> [Exercise details] Drop the images; return everything else in the listing below exactly.

※ ※ ※

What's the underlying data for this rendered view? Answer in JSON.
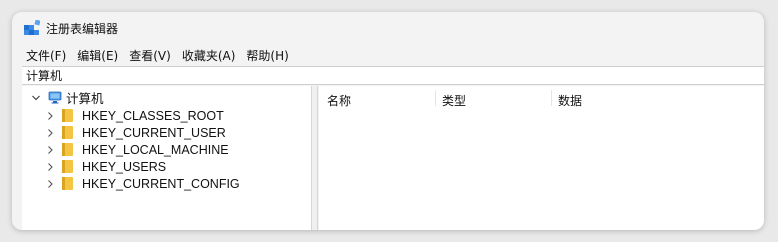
{
  "window": {
    "title": "注册表编辑器",
    "icon": "registry-editor-icon"
  },
  "menu": [
    {
      "label": "文件(F)"
    },
    {
      "label": "编辑(E)"
    },
    {
      "label": "查看(V)"
    },
    {
      "label": "收藏夹(A)"
    },
    {
      "label": "帮助(H)"
    }
  ],
  "address": {
    "value": "计算机"
  },
  "tree": {
    "root": {
      "label": "计算机",
      "expanded": true,
      "icon": "computer-icon"
    },
    "children": [
      {
        "label": "HKEY_CLASSES_ROOT",
        "icon": "folder-icon"
      },
      {
        "label": "HKEY_CURRENT_USER",
        "icon": "folder-icon"
      },
      {
        "label": "HKEY_LOCAL_MACHINE",
        "icon": "folder-icon"
      },
      {
        "label": "HKEY_USERS",
        "icon": "folder-icon"
      },
      {
        "label": "HKEY_CURRENT_CONFIG",
        "icon": "folder-icon"
      }
    ]
  },
  "list": {
    "columns": [
      {
        "label": "名称"
      },
      {
        "label": "类型"
      },
      {
        "label": "数据"
      }
    ]
  },
  "colors": {
    "folder": "#f4c542",
    "window_bg": "#f3f3f3",
    "pane_bg": "#ffffff",
    "accent": "#2b7bd6"
  }
}
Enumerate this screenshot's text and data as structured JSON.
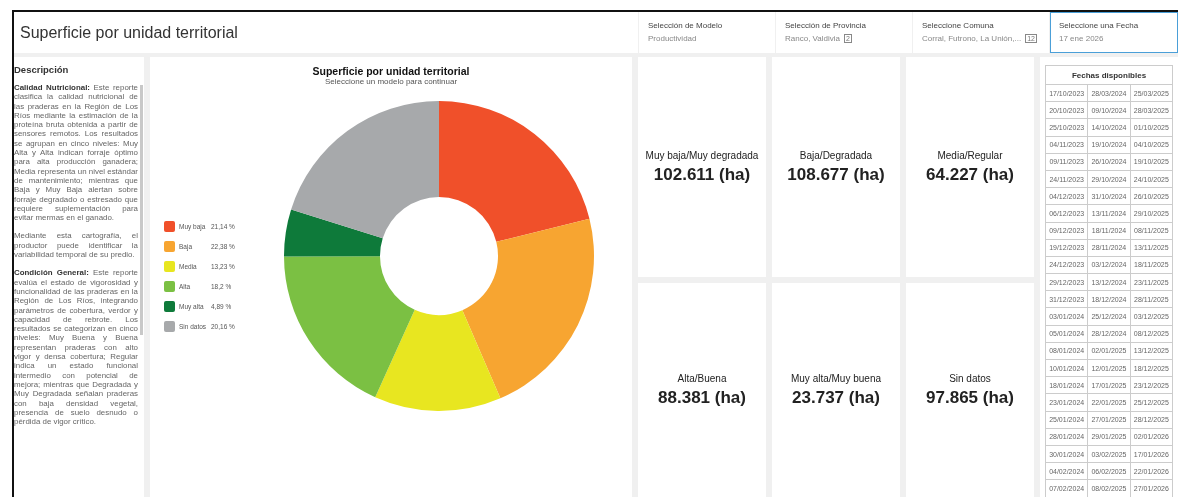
{
  "header": {
    "title": "Superficie por unidad territorial"
  },
  "filters": [
    {
      "label": "Selección de Modelo",
      "value": "Productividad",
      "selected": false
    },
    {
      "label": "Selección de Provincia",
      "value": "Ranco, Valdivia",
      "count": "2",
      "selected": false
    },
    {
      "label": "Seleccione Comuna",
      "value": "Corral, Futrono, La Unión,...",
      "count": "12",
      "selected": false
    },
    {
      "label": "Seleccione una Fecha",
      "value": "17 ene 2026",
      "selected": true
    }
  ],
  "description": {
    "title": "Descripción",
    "paragraphs": [
      "**Calidad Nutricional:** Este reporte clasifica la calidad nutricional de las praderas en la Región de Los Ríos mediante la estimación de la proteína bruta obtenida a partir de sensores remotos. Los resultados se agrupan en cinco niveles: Muy Alta y Alta indican forraje óptimo para alta producción ganadera; Media representa un nivel estándar de mantenimiento; mientras que Baja y Muy Baja alertan sobre forraje degradado o estresado que requiere suplementación para evitar mermas en el ganado.",
      "Mediante esta cartografía, el productor puede identificar la variabilidad temporal de su predio.",
      "**Condición General:** Este reporte evalúa el estado de vigorosidad y funcionalidad de las praderas en la Región de Los Ríos, integrando parámetros de cobertura, verdor y capacidad de rebrote. Los resultados se categorizan en cinco niveles: Muy Buena y Buena representan praderas con alto vigor y densa cobertura; Regular indica un estado funcional intermedio con potencial de mejora; mientras que Degradada y Muy Degradada señalan praderas con baja densidad vegetal, presencia de suelo desnudo o pérdida de vigor crítico."
    ]
  },
  "chart": {
    "title": "Superficie por unidad territorial",
    "subtitle": "Seleccione un modelo para continuar",
    "chart_data": {
      "type": "donut",
      "categories": [
        "Muy baja",
        "Baja",
        "Media",
        "Alta",
        "Muy alta",
        "Sin datos"
      ],
      "colors": [
        "#f0502a",
        "#f7a531",
        "#e8e620",
        "#7bc043",
        "#0e7a3a",
        "#a7a9ab"
      ],
      "series": [
        {
          "values": [
            21.14,
            22.38,
            13.23,
            18.2,
            4.89,
            20.16
          ]
        }
      ],
      "value_labels": [
        "21,14 %",
        "22,38 %",
        "13,23 %",
        "18,2 %",
        "4,89 %",
        "20,16 %"
      ]
    }
  },
  "cards": [
    {
      "label": "Muy baja/Muy degradada",
      "value": "102.611 (ha)"
    },
    {
      "label": "Baja/Degradada",
      "value": "108.677 (ha)"
    },
    {
      "label": "Media/Regular",
      "value": "64.227 (ha)"
    },
    {
      "label": "Alta/Buena",
      "value": "88.381 (ha)"
    },
    {
      "label": "Muy alta/Muy buena",
      "value": "23.737 (ha)"
    },
    {
      "label": "Sin datos",
      "value": "97.865 (ha)"
    }
  ],
  "dates": {
    "title": "Fechas disponibles",
    "rows": [
      [
        "17/10/2023",
        "28/03/2024",
        "25/03/2025"
      ],
      [
        "20/10/2023",
        "09/10/2024",
        "28/03/2025"
      ],
      [
        "25/10/2023",
        "14/10/2024",
        "01/10/2025"
      ],
      [
        "04/11/2023",
        "19/10/2024",
        "04/10/2025"
      ],
      [
        "09/11/2023",
        "26/10/2024",
        "19/10/2025"
      ],
      [
        "24/11/2023",
        "29/10/2024",
        "24/10/2025"
      ],
      [
        "04/12/2023",
        "31/10/2024",
        "26/10/2025"
      ],
      [
        "06/12/2023",
        "13/11/2024",
        "29/10/2025"
      ],
      [
        "09/12/2023",
        "18/11/2024",
        "08/11/2025"
      ],
      [
        "19/12/2023",
        "28/11/2024",
        "13/11/2025"
      ],
      [
        "24/12/2023",
        "03/12/2024",
        "18/11/2025"
      ],
      [
        "29/12/2023",
        "13/12/2024",
        "23/11/2025"
      ],
      [
        "31/12/2023",
        "18/12/2024",
        "28/11/2025"
      ],
      [
        "03/01/2024",
        "25/12/2024",
        "03/12/2025"
      ],
      [
        "05/01/2024",
        "28/12/2024",
        "08/12/2025"
      ],
      [
        "08/01/2024",
        "02/01/2025",
        "13/12/2025"
      ],
      [
        "10/01/2024",
        "12/01/2025",
        "18/12/2025"
      ],
      [
        "18/01/2024",
        "17/01/2025",
        "23/12/2025"
      ],
      [
        "23/01/2024",
        "22/01/2025",
        "25/12/2025"
      ],
      [
        "25/01/2024",
        "27/01/2025",
        "28/12/2025"
      ],
      [
        "28/01/2024",
        "29/01/2025",
        "02/01/2026"
      ],
      [
        "30/01/2024",
        "03/02/2025",
        "17/01/2026"
      ],
      [
        "04/02/2024",
        "06/02/2025",
        "22/01/2026"
      ],
      [
        "07/02/2024",
        "08/02/2025",
        "27/01/2026"
      ]
    ]
  }
}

※ ※ ※

> [Finished exercise]
What's the underlying data for this rendered view? Answer in JSON.
{
  "window": {
    "title": "注册表编辑器",
    "icon": "registry-editor-icon"
  },
  "menu": [
    {
      "label": "文件(F)"
    },
    {
      "label": "编辑(E)"
    },
    {
      "label": "查看(V)"
    },
    {
      "label": "收藏夹(A)"
    },
    {
      "label": "帮助(H)"
    }
  ],
  "address": {
    "value": "计算机"
  },
  "tree": {
    "root": {
      "label": "计算机",
      "expanded": true,
      "icon": "computer-icon"
    },
    "children": [
      {
        "label": "HKEY_CLASSES_ROOT",
        "icon": "folder-icon"
      },
      {
        "label": "HKEY_CURRENT_USER",
        "icon": "folder-icon"
      },
      {
        "label": "HKEY_LOCAL_MACHINE",
        "icon": "folder-icon"
      },
      {
        "label": "HKEY_USERS",
        "icon": "folder-icon"
      },
      {
        "label": "HKEY_CURRENT_CONFIG",
        "icon": "folder-icon"
      }
    ]
  },
  "list": {
    "columns": [
      {
        "label": "名称"
      },
      {
        "label": "类型"
      },
      {
        "label": "数据"
      }
    ]
  },
  "colors": {
    "folder": "#f4c542",
    "window_bg": "#f3f3f3",
    "pane_bg": "#ffffff",
    "accent": "#2b7bd6"
  }
}
Enumerate this screenshot's text and data as structured JSON.
{
  "header": {
    "title": "Superficie por unidad territorial"
  },
  "filters": [
    {
      "label": "Selección de Modelo",
      "value": "Productividad",
      "selected": false
    },
    {
      "label": "Selección de Provincia",
      "value": "Ranco, Valdivia",
      "count": "2",
      "selected": false
    },
    {
      "label": "Seleccione Comuna",
      "value": "Corral, Futrono, La Unión,...",
      "count": "12",
      "selected": false
    },
    {
      "label": "Seleccione una Fecha",
      "value": "17 ene 2026",
      "selected": true
    }
  ],
  "description": {
    "title": "Descripción",
    "paragraphs": [
      "**Calidad Nutricional:** Este reporte clasifica la calidad nutricional de las praderas en la Región de Los Ríos mediante la estimación de la proteína bruta obtenida a partir de sensores remotos. Los resultados se agrupan en cinco niveles: Muy Alta y Alta indican forraje óptimo para alta producción ganadera; Media representa un nivel estándar de mantenimiento; mientras que Baja y Muy Baja alertan sobre forraje degradado o estresado que requiere suplementación para evitar mermas en el ganado.",
      "Mediante esta cartografía, el productor puede identificar la variabilidad temporal de su predio.",
      "**Condición General:** Este reporte evalúa el estado de vigorosidad y funcionalidad de las praderas en la Región de Los Ríos, integrando parámetros de cobertura, verdor y capacidad de rebrote. Los resultados se categorizan en cinco niveles: Muy Buena y Buena representan praderas con alto vigor y densa cobertura; Regular indica un estado funcional intermedio con potencial de mejora; mientras que Degradada y Muy Degradada señalan praderas con baja densidad vegetal, presencia de suelo desnudo o pérdida de vigor crítico."
    ]
  },
  "chart": {
    "title": "Superficie por unidad territorial",
    "subtitle": "Seleccione un modelo para continuar",
    "chart_data": {
      "type": "donut",
      "categories": [
        "Muy baja",
        "Baja",
        "Media",
        "Alta",
        "Muy alta",
        "Sin datos"
      ],
      "colors": [
        "#f0502a",
        "#f7a531",
        "#e8e620",
        "#7bc043",
        "#0e7a3a",
        "#a7a9ab"
      ],
      "series": [
        {
          "values": [
            21.14,
            22.38,
            13.23,
            18.2,
            4.89,
            20.16
          ]
        }
      ],
      "value_labels": [
        "21,14 %",
        "22,38 %",
        "13,23 %",
        "18,2 %",
        "4,89 %",
        "20,16 %"
      ]
    }
  },
  "cards": [
    {
      "label": "Muy baja/Muy degradada",
      "value": "102.611 (ha)"
    },
    {
      "label": "Baja/Degradada",
      "value": "108.677 (ha)"
    },
    {
      "label": "Media/Regular",
      "value": "64.227 (ha)"
    },
    {
      "label": "Alta/Buena",
      "value": "88.381 (ha)"
    },
    {
      "label": "Muy alta/Muy buena",
      "value": "23.737 (ha)"
    },
    {
      "label": "Sin datos",
      "value": "97.865 (ha)"
    }
  ],
  "dates": {
    "title": "Fechas disponibles",
    "rows": [
      [
        "17/10/2023",
        "28/03/2024",
        "25/03/2025"
      ],
      [
        "20/10/2023",
        "09/10/2024",
        "28/03/2025"
      ],
      [
        "25/10/2023",
        "14/10/2024",
        "01/10/2025"
      ],
      [
        "04/11/2023",
        "19/10/2024",
        "04/10/2025"
      ],
      [
        "09/11/2023",
        "26/10/2024",
        "19/10/2025"
      ],
      [
        "24/11/2023",
        "29/10/2024",
        "24/10/2025"
      ],
      [
        "04/12/2023",
        "31/10/2024",
        "26/10/2025"
      ],
      [
        "06/12/2023",
        "13/11/2024",
        "29/10/2025"
      ],
      [
        "09/12/2023",
        "18/11/2024",
        "08/11/2025"
      ],
      [
        "19/12/2023",
        "28/11/2024",
        "13/11/2025"
      ],
      [
        "24/12/2023",
        "03/12/2024",
        "18/11/2025"
      ],
      [
        "29/12/2023",
        "13/12/2024",
        "23/11/2025"
      ],
      [
        "31/12/2023",
        "18/12/2024",
        "28/11/2025"
      ],
      [
        "03/01/2024",
        "25/12/2024",
        "03/12/2025"
      ],
      [
        "05/01/2024",
        "28/12/2024",
        "08/12/2025"
      ],
      [
        "08/01/2024",
        "02/01/2025",
        "13/12/2025"
      ],
      [
        "10/01/2024",
        "12/01/2025",
        "18/12/2025"
      ],
      [
        "18/01/2024",
        "17/01/2025",
        "23/12/2025"
      ],
      [
        "23/01/2024",
        "22/01/2025",
        "25/12/2025"
      ],
      [
        "25/01/2024",
        "27/01/2025",
        "28/12/2025"
      ],
      [
        "28/01/2024",
        "29/01/2025",
        "02/01/2026"
      ],
      [
        "30/01/2024",
        "03/02/2025",
        "17/01/2026"
      ],
      [
        "04/02/2024",
        "06/02/2025",
        "22/01/2026"
      ],
      [
        "07/02/2024",
        "08/02/2025",
        "27/01/2026"
      ]
    ]
  }
}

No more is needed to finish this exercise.